Transcribe every record that appears below, exactly and in full.

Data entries
********************

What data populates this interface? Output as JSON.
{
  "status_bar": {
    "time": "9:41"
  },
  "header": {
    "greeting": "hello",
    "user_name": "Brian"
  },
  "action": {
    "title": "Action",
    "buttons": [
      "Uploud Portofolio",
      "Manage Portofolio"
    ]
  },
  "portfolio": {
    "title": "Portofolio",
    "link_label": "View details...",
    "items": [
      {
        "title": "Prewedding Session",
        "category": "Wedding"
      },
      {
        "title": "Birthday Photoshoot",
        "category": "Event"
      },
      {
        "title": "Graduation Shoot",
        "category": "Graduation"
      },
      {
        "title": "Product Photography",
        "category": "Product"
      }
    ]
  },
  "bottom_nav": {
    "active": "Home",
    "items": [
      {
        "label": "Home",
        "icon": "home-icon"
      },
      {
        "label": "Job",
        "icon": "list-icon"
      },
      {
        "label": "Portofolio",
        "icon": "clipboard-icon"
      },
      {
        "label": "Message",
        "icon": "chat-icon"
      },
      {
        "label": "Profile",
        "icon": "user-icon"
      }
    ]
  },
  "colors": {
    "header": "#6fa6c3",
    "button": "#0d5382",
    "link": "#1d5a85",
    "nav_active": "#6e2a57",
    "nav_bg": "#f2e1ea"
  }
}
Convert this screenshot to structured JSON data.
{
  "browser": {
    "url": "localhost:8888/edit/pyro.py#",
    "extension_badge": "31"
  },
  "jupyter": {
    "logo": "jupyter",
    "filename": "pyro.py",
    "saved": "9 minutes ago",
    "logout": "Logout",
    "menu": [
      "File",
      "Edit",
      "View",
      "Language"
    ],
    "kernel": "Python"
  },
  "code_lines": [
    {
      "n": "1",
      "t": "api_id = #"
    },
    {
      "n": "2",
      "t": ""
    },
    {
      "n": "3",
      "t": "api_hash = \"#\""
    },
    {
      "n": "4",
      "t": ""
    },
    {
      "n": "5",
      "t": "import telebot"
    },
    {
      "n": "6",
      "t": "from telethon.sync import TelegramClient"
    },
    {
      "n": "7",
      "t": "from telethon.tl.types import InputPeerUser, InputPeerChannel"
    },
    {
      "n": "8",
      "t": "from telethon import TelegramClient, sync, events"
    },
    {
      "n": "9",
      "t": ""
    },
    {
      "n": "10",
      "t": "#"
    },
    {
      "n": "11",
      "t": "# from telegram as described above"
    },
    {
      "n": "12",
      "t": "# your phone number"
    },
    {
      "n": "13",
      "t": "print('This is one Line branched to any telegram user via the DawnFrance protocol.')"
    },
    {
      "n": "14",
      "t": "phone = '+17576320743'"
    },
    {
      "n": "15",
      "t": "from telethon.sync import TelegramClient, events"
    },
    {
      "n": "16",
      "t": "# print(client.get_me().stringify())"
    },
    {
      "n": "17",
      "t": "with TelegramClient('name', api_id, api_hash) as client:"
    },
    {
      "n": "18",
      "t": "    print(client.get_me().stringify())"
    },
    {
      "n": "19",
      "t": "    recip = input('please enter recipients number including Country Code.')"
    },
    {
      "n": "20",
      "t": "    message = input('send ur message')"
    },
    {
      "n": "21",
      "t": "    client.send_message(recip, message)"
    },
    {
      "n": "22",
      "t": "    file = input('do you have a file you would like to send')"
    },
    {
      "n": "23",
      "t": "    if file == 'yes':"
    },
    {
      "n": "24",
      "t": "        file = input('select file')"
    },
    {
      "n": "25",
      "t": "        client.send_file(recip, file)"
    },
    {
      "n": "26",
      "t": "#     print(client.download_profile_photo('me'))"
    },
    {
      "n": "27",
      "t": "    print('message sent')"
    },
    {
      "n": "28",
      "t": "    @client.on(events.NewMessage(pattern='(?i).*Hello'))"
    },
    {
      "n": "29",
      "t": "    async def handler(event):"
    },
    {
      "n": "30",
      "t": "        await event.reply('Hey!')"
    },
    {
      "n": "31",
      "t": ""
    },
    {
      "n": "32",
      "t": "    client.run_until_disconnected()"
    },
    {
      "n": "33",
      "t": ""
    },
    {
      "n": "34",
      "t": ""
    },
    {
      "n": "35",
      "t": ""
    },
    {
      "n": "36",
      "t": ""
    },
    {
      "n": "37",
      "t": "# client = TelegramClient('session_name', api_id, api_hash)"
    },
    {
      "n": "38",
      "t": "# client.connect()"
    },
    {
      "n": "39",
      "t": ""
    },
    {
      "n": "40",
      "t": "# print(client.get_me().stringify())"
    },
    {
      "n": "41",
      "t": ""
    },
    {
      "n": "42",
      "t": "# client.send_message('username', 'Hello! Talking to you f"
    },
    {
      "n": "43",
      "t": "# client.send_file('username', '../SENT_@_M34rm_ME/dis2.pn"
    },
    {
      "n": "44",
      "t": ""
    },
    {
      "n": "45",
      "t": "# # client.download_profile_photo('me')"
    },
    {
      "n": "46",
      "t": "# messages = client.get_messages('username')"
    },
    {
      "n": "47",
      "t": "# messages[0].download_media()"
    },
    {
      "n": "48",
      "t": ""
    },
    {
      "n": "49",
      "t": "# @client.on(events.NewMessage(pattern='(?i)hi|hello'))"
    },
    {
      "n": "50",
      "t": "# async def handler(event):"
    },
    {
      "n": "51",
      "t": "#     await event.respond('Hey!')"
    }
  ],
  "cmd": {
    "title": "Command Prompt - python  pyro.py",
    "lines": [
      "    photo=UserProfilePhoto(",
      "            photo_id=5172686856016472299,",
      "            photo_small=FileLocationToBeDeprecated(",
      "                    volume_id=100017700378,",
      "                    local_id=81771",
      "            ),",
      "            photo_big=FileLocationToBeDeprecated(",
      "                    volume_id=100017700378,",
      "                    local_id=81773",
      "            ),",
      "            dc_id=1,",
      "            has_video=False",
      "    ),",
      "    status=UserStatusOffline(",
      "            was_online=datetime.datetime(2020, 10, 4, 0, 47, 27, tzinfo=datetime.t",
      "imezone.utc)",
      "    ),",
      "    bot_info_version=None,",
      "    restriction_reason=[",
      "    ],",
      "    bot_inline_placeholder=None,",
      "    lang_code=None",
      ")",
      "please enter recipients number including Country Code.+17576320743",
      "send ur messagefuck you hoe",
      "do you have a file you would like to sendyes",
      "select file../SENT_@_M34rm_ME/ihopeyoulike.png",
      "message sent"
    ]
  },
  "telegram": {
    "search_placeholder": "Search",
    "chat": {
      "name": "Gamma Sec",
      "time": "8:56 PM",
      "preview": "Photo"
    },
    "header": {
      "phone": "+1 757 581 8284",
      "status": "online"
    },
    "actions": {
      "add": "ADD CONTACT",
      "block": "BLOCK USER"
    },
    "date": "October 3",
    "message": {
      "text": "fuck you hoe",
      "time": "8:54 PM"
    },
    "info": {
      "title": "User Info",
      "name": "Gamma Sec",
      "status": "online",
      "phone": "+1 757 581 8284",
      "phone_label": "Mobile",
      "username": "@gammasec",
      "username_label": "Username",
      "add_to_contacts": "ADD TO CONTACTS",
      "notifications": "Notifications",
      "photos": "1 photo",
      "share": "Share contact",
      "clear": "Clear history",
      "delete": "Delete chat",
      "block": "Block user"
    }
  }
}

********************

• _The response_
What data populates this interface? Output as JSON.
{
  "status_bar": {
    "time": "9:41"
  },
  "header": {
    "greeting": "hello",
    "user_name": "Brian"
  },
  "action": {
    "title": "Action",
    "buttons": [
      "Uploud Portofolio",
      "Manage Portofolio"
    ]
  },
  "portfolio": {
    "title": "Portofolio",
    "link_label": "View details...",
    "items": [
      {
        "title": "Prewedding Session",
        "category": "Wedding"
      },
      {
        "title": "Birthday Photoshoot",
        "category": "Event"
      },
      {
        "title": "Graduation Shoot",
        "category": "Graduation"
      },
      {
        "title": "Product Photography",
        "category": "Product"
      }
    ]
  },
  "bottom_nav": {
    "active": "Home",
    "items": [
      {
        "label": "Home",
        "icon": "home-icon"
      },
      {
        "label": "Job",
        "icon": "list-icon"
      },
      {
        "label": "Portofolio",
        "icon": "clipboard-icon"
      },
      {
        "label": "Message",
        "icon": "chat-icon"
      },
      {
        "label": "Profile",
        "icon": "user-icon"
      }
    ]
  },
  "colors": {
    "header": "#6fa6c3",
    "button": "#0d5382",
    "link": "#1d5a85",
    "nav_active": "#6e2a57",
    "nav_bg": "#f2e1ea"
  }
}
Convert this screenshot to structured JSON data.
{
  "browser": {
    "url": "localhost:8888/edit/pyro.py#",
    "extension_badge": "31"
  },
  "jupyter": {
    "logo": "jupyter",
    "filename": "pyro.py",
    "saved": "9 minutes ago",
    "logout": "Logout",
    "menu": [
      "File",
      "Edit",
      "View",
      "Language"
    ],
    "kernel": "Python"
  },
  "code_lines": [
    {
      "n": "1",
      "t": "api_id = #"
    },
    {
      "n": "2",
      "t": ""
    },
    {
      "n": "3",
      "t": "api_hash = \"#\""
    },
    {
      "n": "4",
      "t": ""
    },
    {
      "n": "5",
      "t": "import telebot"
    },
    {
      "n": "6",
      "t": "from telethon.sync import TelegramClient"
    },
    {
      "n": "7",
      "t": "from telethon.tl.types import InputPeerUser, InputPeerChannel"
    },
    {
      "n": "8",
      "t": "from telethon import TelegramClient, sync, events"
    },
    {
      "n": "9",
      "t": ""
    },
    {
      "n": "10",
      "t": "#"
    },
    {
      "n": "11",
      "t": "# from telegram as described above"
    },
    {
      "n": "12",
      "t": "# your phone number"
    },
    {
      "n": "13",
      "t": "print('This is one Line branched to any telegram user via the DawnFrance protocol.')"
    },
    {
      "n": "14",
      "t": "phone = '+17576320743'"
    },
    {
      "n": "15",
      "t": "from telethon.sync import TelegramClient, events"
    },
    {
      "n": "16",
      "t": "# print(client.get_me().stringify())"
    },
    {
      "n": "17",
      "t": "with TelegramClient('name', api_id, api_hash) as client:"
    },
    {
      "n": "18",
      "t": "    print(client.get_me().stringify())"
    },
    {
      "n": "19",
      "t": "    recip = input('please enter recipients number including Country Code.')"
    },
    {
      "n": "20",
      "t": "    message = input('send ur message')"
    },
    {
      "n": "21",
      "t": "    client.send_message(recip, message)"
    },
    {
      "n": "22",
      "t": "    file = input('do you have a file you would like to send')"
    },
    {
      "n": "23",
      "t": "    if file == 'yes':"
    },
    {
      "n": "24",
      "t": "        file = input('select file')"
    },
    {
      "n": "25",
      "t": "        client.send_file(recip, file)"
    },
    {
      "n": "26",
      "t": "#     print(client.download_profile_photo('me'))"
    },
    {
      "n": "27",
      "t": "    print('message sent')"
    },
    {
      "n": "28",
      "t": "    @client.on(events.NewMessage(pattern='(?i).*Hello'))"
    },
    {
      "n": "29",
      "t": "    async def handler(event):"
    },
    {
      "n": "30",
      "t": "        await event.reply('Hey!')"
    },
    {
      "n": "31",
      "t": ""
    },
    {
      "n": "32",
      "t": "    client.run_until_disconnected()"
    },
    {
      "n": "33",
      "t": ""
    },
    {
      "n": "34",
      "t": ""
    },
    {
      "n": "35",
      "t": ""
    },
    {
      "n": "36",
      "t": ""
    },
    {
      "n": "37",
      "t": "# client = TelegramClient('session_name', api_id, api_hash)"
    },
    {
      "n": "38",
      "t": "# client.connect()"
    },
    {
      "n": "39",
      "t": ""
    },
    {
      "n": "40",
      "t": "# print(client.get_me().stringify())"
    },
    {
      "n": "41",
      "t": ""
    },
    {
      "n": "42",
      "t": "# client.send_message('username', 'Hello! Talking to you f"
    },
    {
      "n": "43",
      "t": "# client.send_file('username', '../SENT_@_M34rm_ME/dis2.pn"
    },
    {
      "n": "44",
      "t": ""
    },
    {
      "n": "45",
      "t": "# # client.download_profile_photo('me')"
    },
    {
      "n": "46",
      "t": "# messages = client.get_messages('username')"
    },
    {
      "n": "47",
      "t": "# messages[0].download_media()"
    },
    {
      "n": "48",
      "t": ""
    },
    {
      "n": "49",
      "t": "# @client.on(events.NewMessage(pattern='(?i)hi|hello'))"
    },
    {
      "n": "50",
      "t": "# async def handler(event):"
    },
    {
      "n": "51",
      "t": "#     await event.respond('Hey!')"
    }
  ],
  "cmd": {
    "title": "Command Prompt - python  pyro.py",
    "lines": [
      "    photo=UserProfilePhoto(",
      "            photo_id=5172686856016472299,",
      "            photo_small=FileLocationToBeDeprecated(",
      "                    volume_id=100017700378,",
      "                    local_id=81771",
      "            ),",
      "            photo_big=FileLocationToBeDeprecated(",
      "                    volume_id=100017700378,",
      "                    local_id=81773",
      "            ),",
      "            dc_id=1,",
      "            has_video=False",
      "    ),",
      "    status=UserStatusOffline(",
      "            was_online=datetime.datetime(2020, 10, 4, 0, 47, 27, tzinfo=datetime.t",
      "imezone.utc)",
      "    ),",
      "    bot_info_version=None,",
      "    restriction_reason=[",
      "    ],",
      "    bot_inline_placeholder=None,",
      "    lang_code=None",
      ")",
      "please enter recipients number including Country Code.+17576320743",
      "send ur messagefuck you hoe",
      "do you have a file you would like to sendyes",
      "select file../SENT_@_M34rm_ME/ihopeyoulike.png",
      "message sent"
    ]
  },
  "telegram": {
    "search_placeholder": "Search",
    "chat": {
      "name": "Gamma Sec",
      "time": "8:56 PM",
      "preview": "Photo"
    },
    "header": {
      "phone": "+1 757 581 8284",
      "status": "online"
    },
    "actions": {
      "add": "ADD CONTACT",
      "block": "BLOCK USER"
    },
    "date": "October 3",
    "message": {
      "text": "fuck you hoe",
      "time": "8:54 PM"
    },
    "info": {
      "title": "User Info",
      "name": "Gamma Sec",
      "status": "online",
      "phone": "+1 757 581 8284",
      "phone_label": "Mobile",
      "username": "@gammasec",
      "username_label": "Username",
      "add_to_contacts": "ADD TO CONTACTS",
      "notifications": "Notifications",
      "photos": "1 photo",
      "share": "Share contact",
      "clear": "Clear history",
      "delete": "Delete chat",
      "block": "Block user"
    }
  }
}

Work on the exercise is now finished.